Dataset entries
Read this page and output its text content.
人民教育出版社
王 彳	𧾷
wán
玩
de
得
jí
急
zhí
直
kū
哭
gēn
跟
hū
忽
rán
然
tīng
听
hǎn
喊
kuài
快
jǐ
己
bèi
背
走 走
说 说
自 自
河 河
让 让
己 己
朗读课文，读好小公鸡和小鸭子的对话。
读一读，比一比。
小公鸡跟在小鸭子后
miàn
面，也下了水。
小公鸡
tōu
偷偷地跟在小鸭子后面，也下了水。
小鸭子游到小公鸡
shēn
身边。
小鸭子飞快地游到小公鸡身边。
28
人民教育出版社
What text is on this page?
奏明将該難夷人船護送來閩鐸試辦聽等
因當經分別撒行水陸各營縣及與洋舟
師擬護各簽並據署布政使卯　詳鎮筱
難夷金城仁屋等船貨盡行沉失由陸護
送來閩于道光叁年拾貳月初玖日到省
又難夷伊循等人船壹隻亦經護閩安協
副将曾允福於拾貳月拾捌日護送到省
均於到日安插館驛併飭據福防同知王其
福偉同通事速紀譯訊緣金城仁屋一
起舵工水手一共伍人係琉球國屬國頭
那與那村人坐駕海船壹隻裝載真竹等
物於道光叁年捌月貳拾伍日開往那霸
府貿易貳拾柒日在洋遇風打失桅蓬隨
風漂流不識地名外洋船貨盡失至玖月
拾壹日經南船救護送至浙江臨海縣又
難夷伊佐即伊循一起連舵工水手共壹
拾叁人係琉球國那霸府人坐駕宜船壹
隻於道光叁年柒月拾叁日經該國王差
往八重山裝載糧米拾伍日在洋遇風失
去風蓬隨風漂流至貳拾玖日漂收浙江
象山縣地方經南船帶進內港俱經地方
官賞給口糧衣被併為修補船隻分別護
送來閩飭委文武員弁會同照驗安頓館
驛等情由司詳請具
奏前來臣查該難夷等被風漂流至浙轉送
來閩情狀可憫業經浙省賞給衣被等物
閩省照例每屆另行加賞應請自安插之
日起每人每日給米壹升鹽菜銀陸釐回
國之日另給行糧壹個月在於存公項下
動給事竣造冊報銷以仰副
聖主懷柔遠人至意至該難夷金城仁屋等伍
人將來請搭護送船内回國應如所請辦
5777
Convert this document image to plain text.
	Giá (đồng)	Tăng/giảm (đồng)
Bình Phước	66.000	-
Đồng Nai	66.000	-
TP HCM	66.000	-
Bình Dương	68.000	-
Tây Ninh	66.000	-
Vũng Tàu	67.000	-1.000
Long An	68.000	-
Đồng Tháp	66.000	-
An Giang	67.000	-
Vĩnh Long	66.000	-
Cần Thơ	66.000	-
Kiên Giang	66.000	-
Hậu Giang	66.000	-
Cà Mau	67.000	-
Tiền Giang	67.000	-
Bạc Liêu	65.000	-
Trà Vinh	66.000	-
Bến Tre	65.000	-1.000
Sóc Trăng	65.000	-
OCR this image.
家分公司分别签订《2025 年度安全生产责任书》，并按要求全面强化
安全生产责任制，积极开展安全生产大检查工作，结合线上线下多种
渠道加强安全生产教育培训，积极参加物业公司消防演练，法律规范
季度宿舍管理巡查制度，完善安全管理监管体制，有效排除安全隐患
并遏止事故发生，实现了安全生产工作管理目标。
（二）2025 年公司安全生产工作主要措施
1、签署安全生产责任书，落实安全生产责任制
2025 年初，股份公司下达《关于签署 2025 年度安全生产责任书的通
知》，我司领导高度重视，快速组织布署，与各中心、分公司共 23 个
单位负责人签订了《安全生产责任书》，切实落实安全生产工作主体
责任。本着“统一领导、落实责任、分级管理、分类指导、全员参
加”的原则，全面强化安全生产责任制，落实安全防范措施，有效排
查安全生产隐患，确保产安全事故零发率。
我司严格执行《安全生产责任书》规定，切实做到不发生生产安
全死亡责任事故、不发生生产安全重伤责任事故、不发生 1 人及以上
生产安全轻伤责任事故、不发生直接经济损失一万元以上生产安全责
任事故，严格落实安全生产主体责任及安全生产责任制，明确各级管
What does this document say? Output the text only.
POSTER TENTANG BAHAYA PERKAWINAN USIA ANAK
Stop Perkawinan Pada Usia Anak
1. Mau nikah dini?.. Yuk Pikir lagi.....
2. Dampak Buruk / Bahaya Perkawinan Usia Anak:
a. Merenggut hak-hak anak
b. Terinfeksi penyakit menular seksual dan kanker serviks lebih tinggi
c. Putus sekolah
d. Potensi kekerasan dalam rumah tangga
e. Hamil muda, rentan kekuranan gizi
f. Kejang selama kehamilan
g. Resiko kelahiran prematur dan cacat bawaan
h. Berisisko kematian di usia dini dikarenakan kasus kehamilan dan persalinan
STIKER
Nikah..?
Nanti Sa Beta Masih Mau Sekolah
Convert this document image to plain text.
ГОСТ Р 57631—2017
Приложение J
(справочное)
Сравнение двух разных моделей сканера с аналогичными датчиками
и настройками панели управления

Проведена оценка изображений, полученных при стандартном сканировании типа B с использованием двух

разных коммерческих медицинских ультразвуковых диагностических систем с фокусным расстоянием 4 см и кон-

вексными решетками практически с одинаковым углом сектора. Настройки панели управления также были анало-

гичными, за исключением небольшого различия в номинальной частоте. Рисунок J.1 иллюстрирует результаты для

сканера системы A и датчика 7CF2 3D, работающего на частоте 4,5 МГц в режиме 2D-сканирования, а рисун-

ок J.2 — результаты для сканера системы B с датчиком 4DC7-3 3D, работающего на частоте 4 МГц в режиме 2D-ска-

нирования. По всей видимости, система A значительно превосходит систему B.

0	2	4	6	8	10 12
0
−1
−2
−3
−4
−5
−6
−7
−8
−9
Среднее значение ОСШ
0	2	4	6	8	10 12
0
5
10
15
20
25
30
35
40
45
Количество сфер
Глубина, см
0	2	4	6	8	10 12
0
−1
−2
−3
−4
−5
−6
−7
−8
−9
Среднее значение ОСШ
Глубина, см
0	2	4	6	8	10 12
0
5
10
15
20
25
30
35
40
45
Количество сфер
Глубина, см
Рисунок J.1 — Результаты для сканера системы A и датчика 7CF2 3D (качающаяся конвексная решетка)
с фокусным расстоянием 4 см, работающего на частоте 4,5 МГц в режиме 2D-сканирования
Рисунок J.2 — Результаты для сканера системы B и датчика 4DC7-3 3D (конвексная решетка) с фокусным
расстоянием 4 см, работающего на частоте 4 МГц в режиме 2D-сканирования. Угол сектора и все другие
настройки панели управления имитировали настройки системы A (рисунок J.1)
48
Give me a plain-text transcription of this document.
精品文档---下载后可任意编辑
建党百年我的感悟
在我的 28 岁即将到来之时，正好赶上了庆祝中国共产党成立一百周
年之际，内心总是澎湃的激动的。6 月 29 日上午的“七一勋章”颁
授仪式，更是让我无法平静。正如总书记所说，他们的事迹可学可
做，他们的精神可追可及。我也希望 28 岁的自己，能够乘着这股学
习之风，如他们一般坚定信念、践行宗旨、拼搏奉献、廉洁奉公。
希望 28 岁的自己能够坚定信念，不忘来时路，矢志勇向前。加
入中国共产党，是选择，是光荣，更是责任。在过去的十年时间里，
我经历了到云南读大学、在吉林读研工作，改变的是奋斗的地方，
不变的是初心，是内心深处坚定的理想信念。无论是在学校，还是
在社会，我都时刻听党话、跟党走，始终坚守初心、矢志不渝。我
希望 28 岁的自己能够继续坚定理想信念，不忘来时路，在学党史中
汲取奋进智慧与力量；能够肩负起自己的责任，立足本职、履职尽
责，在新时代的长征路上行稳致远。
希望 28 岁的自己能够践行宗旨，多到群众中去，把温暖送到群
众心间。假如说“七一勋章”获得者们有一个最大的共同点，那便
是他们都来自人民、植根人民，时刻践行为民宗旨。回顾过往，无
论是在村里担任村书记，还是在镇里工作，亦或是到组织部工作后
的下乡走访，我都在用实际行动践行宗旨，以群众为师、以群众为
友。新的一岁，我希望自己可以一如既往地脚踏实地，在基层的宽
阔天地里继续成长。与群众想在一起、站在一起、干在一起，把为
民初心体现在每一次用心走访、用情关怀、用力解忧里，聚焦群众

WORK INSTRUCTIONS:
Copy every line that contains the string "работающего".

FULL OUTPUT:
сканера системы A и датчика 7CF2 3D, работающего на частоте 4,5 МГц в режиме 2D-сканирования, а рисун-
ок J.2 — результаты для сканера системы B с датчиком 4DC7-3 3D, работающего на частоте 4 МГц в режиме 2D-ска-
с фокусным расстоянием 4 см, работающего на частоте 4,5 МГц в режиме 2D-сканирования
расстоянием 4 см, работающего на частоте 4 МГц в режиме 2D-сканирования. Угол сектора и все другие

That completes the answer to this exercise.